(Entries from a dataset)
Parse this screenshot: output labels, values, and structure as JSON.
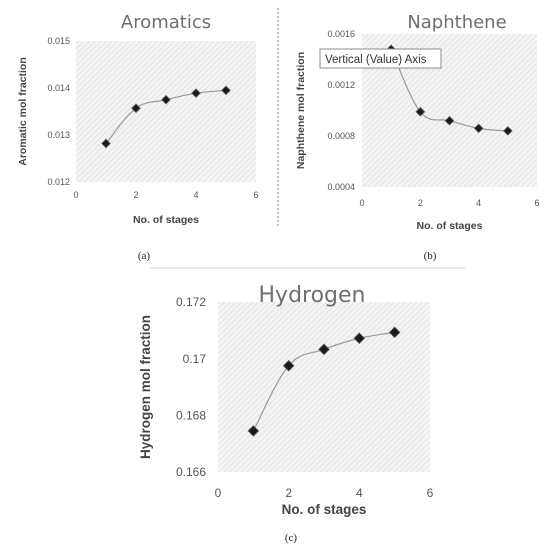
{
  "captions": {
    "a": "(a)",
    "b": "(b)",
    "c": "(c)"
  },
  "tooltip": {
    "text": "Vertical (Value) Axis"
  },
  "colors": {
    "plot_fill": "#f4f4f4",
    "hatch": "#dcdcdc",
    "line": "#9a9a9a",
    "marker": "#1a1a1a"
  },
  "chart_data": [
    {
      "id": "a",
      "type": "scatter",
      "title": "Aromatics",
      "xlabel": "No. of stages",
      "ylabel": "Aromatic mol fraction",
      "xlim": [
        0,
        6
      ],
      "ylim": [
        0.012,
        0.015
      ],
      "xticks": [
        0,
        2,
        4,
        6
      ],
      "yticks": [
        "0.012",
        "0.013",
        "0.014",
        "0.015"
      ],
      "grid": false,
      "x": [
        1,
        2,
        3,
        4,
        5
      ],
      "y": [
        0.01282,
        0.01357,
        0.01375,
        0.01389,
        0.01395
      ]
    },
    {
      "id": "b",
      "type": "scatter",
      "title": "Naphthene",
      "xlabel": "No. of stages",
      "ylabel": "Naphthene mol fraction",
      "xlim": [
        0,
        6
      ],
      "ylim": [
        0.0004,
        0.0016
      ],
      "xticks": [
        0,
        2,
        4,
        6
      ],
      "yticks": [
        "0.0004",
        "0.0008",
        "0.0012",
        "0.0016"
      ],
      "grid": false,
      "x": [
        1,
        2,
        3,
        4,
        5
      ],
      "y": [
        0.00148,
        0.00099,
        0.00092,
        0.00086,
        0.00084
      ]
    },
    {
      "id": "c",
      "type": "scatter",
      "title": "Hydrogen",
      "xlabel": "No. of stages",
      "ylabel": "Hydrogen mol fraction",
      "xlim": [
        0,
        6
      ],
      "ylim": [
        0.166,
        0.172
      ],
      "xticks": [
        0,
        2,
        4,
        6
      ],
      "yticks": [
        "0.166",
        "0.168",
        "0.17",
        "0.172"
      ],
      "grid": false,
      "x": [
        1,
        2,
        3,
        4,
        5
      ],
      "y": [
        0.16745,
        0.16975,
        0.17033,
        0.17072,
        0.17093
      ]
    }
  ]
}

-- CHALLENGE --
From the entries above, copy every line containing the word "ylabel".

-- COMPLETE ANSWER --
      "ylabel": "Aromatic mol fraction",
      "ylabel": "Naphthene mol fraction",
      "ylabel": "Hydrogen mol fraction",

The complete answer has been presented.